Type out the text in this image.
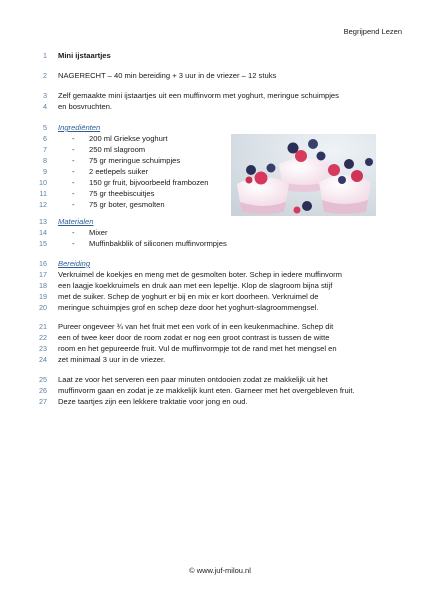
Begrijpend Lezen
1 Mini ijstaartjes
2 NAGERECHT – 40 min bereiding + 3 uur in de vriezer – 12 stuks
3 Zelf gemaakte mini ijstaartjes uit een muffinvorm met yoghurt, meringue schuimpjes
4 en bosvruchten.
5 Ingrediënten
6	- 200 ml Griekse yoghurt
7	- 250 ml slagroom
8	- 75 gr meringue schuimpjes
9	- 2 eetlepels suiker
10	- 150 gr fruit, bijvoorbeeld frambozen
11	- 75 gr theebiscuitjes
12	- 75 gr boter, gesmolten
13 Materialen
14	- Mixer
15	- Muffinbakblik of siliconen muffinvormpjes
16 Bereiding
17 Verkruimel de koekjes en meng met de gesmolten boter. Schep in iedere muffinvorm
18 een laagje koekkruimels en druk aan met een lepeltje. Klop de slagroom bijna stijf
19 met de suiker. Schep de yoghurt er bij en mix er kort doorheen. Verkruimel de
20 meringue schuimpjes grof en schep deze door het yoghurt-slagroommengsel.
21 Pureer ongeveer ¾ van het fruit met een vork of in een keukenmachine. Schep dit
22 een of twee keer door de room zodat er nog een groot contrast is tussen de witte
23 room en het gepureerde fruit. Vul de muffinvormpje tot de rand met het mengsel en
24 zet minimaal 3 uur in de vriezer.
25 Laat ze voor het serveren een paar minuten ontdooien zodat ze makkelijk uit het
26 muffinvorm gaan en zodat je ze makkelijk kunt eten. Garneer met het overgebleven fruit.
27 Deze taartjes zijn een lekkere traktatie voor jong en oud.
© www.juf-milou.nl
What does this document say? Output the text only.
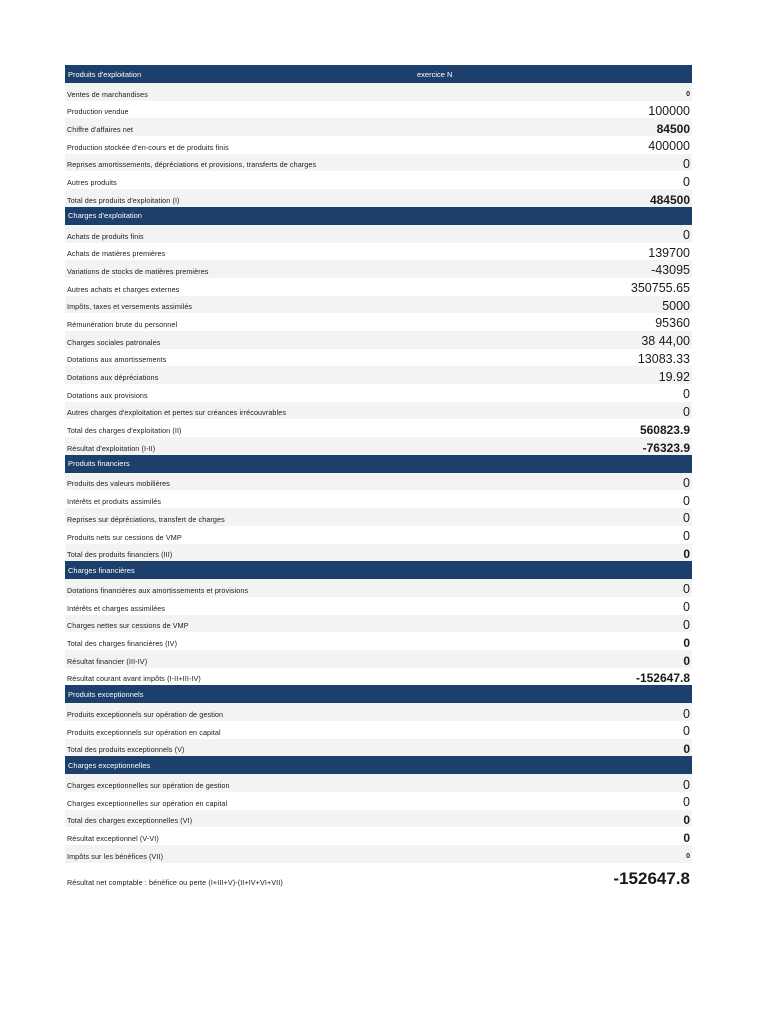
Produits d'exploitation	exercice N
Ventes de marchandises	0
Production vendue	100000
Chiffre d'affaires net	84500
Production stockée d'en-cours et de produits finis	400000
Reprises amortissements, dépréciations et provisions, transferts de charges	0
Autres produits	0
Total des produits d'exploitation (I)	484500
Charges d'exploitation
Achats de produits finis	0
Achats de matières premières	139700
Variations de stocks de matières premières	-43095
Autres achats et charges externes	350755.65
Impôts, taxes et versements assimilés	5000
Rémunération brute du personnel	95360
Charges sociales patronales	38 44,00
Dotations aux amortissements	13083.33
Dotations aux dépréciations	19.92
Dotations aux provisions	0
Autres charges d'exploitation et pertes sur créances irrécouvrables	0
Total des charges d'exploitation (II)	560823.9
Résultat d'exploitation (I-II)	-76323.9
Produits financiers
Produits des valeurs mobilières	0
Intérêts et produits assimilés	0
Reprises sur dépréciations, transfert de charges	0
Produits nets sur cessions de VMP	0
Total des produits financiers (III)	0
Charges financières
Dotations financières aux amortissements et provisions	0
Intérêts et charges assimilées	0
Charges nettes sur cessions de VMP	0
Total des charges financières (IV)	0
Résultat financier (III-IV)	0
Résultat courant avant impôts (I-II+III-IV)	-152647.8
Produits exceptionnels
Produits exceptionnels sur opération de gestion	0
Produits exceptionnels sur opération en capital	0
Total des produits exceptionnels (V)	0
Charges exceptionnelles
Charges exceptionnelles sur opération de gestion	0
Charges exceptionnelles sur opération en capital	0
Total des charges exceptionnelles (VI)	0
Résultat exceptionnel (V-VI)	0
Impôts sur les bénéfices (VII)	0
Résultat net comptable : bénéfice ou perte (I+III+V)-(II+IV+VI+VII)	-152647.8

• _SHORT PROBLEM_: Please repeat the entries exactly. Do not include the pictures.

• _ANSWER_:
Type out the text in this image.
Begrijpend Lezen
1 Mini ijstaartjes
2 NAGERECHT – 40 min bereiding + 3 uur in de vriezer – 12 stuks
3 Zelf gemaakte mini ijstaartjes uit een muffinvorm met yoghurt, meringue schuimpjes
4 en bosvruchten.
5 Ingrediënten
6	- 200 ml Griekse yoghurt
7	- 250 ml slagroom
8	- 75 gr meringue schuimpjes
9	- 2 eetlepels suiker
10	- 150 gr fruit, bijvoorbeeld frambozen
11	- 75 gr theebiscuitjes
12	- 75 gr boter, gesmolten
13 Materialen
14	- Mixer
15	- Muffinbakblik of siliconen muffinvormpjes
16 Bereiding
17 Verkruimel de koekjes en meng met de gesmolten boter. Schep in iedere muffinvorm
18 een laagje koekkruimels en druk aan met een lepeltje. Klop de slagroom bijna stijf
19 met de suiker. Schep de yoghurt er bij en mix er kort doorheen. Verkruimel de
20 meringue schuimpjes grof en schep deze door het yoghurt-slagroommengsel.
21 Pureer ongeveer ¾ van het fruit met een vork of in een keukenmachine. Schep dit
22 een of twee keer door de room zodat er nog een groot contrast is tussen de witte
23 room en het gepureerde fruit. Vul de muffinvormpje tot de rand met het mengsel en
24 zet minimaal 3 uur in de vriezer.
25 Laat ze voor het serveren een paar minuten ontdooien zodat ze makkelijk uit het
26 muffinvorm gaan en zodat je ze makkelijk kunt eten. Garneer met het overgebleven fruit.
27 Deze taartjes zijn een lekkere traktatie voor jong en oud.
© www.juf-milou.nl
What does this document say? Output the text only.
Produits d'exploitation	exercice N
Ventes de marchandises	0
Production vendue	100000
Chiffre d'affaires net	84500
Production stockée d'en-cours et de produits finis	400000
Reprises amortissements, dépréciations et provisions, transferts de charges	0
Autres produits	0
Total des produits d'exploitation (I)	484500
Charges d'exploitation
Achats de produits finis	0
Achats de matières premières	139700
Variations de stocks de matières premières	-43095
Autres achats et charges externes	350755.65
Impôts, taxes et versements assimilés	5000
Rémunération brute du personnel	95360
Charges sociales patronales	38 44,00
Dotations aux amortissements	13083.33
Dotations aux dépréciations	19.92
Dotations aux provisions	0
Autres charges d'exploitation et pertes sur créances irrécouvrables	0
Total des charges d'exploitation (II)	560823.9
Résultat d'exploitation (I-II)	-76323.9
Produits financiers
Produits des valeurs mobilières	0
Intérêts et produits assimilés	0
Reprises sur dépréciations, transfert de charges	0
Produits nets sur cessions de VMP	0
Total des produits financiers (III)	0
Charges financières
Dotations financières aux amortissements et provisions	0
Intérêts et charges assimilées	0
Charges nettes sur cessions de VMP	0
Total des charges financières (IV)	0
Résultat financier (III-IV)	0
Résultat courant avant impôts (I-II+III-IV)	-152647.8
Produits exceptionnels
Produits exceptionnels sur opération de gestion	0
Produits exceptionnels sur opération en capital	0
Total des produits exceptionnels (V)	0
Charges exceptionnelles
Charges exceptionnelles sur opération de gestion	0
Charges exceptionnelles sur opération en capital	0
Total des charges exceptionnelles (VI)	0
Résultat exceptionnel (V-VI)	0
Impôts sur les bénéfices (VII)	0
Résultat net comptable : bénéfice ou perte (I+III+V)-(II+IV+VI+VII)	-152647.8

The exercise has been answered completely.